start DATA ROWS
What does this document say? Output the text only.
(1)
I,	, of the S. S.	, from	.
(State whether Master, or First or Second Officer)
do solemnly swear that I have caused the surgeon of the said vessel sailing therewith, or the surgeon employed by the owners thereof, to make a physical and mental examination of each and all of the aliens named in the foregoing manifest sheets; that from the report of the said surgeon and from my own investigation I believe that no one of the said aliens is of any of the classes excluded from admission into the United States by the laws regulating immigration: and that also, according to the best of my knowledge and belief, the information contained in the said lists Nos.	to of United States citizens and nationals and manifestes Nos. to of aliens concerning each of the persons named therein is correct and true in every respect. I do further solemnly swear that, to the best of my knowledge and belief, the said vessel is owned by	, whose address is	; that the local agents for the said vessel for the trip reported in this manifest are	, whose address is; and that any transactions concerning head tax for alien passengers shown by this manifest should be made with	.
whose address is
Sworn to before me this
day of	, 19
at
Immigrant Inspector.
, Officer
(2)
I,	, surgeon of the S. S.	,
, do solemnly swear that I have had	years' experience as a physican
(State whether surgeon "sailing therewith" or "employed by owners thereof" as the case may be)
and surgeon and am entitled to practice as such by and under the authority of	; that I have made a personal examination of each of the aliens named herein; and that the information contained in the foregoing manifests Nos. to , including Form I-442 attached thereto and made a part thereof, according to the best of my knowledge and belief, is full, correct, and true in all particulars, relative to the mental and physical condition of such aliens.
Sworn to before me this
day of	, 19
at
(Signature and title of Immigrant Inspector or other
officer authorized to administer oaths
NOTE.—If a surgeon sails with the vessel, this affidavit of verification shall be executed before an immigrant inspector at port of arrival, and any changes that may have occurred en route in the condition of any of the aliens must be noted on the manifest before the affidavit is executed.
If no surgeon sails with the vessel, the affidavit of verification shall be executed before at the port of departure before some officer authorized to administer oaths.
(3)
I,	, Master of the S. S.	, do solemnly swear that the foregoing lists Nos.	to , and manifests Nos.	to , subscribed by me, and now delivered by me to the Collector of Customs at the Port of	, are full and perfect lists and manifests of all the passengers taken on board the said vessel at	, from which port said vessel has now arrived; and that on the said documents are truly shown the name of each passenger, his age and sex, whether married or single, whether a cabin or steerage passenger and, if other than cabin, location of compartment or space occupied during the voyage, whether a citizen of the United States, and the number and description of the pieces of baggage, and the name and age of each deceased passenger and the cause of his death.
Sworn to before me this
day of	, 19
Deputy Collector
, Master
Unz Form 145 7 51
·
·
end DATA ROWS
Pick out each line containing the string "oaths" and copy it.

officer authorized to administer oaths
If no surgeon sails with the vessel, the affidavit of verification shall be executed before at the port of departure before some officer authorized to administer oaths.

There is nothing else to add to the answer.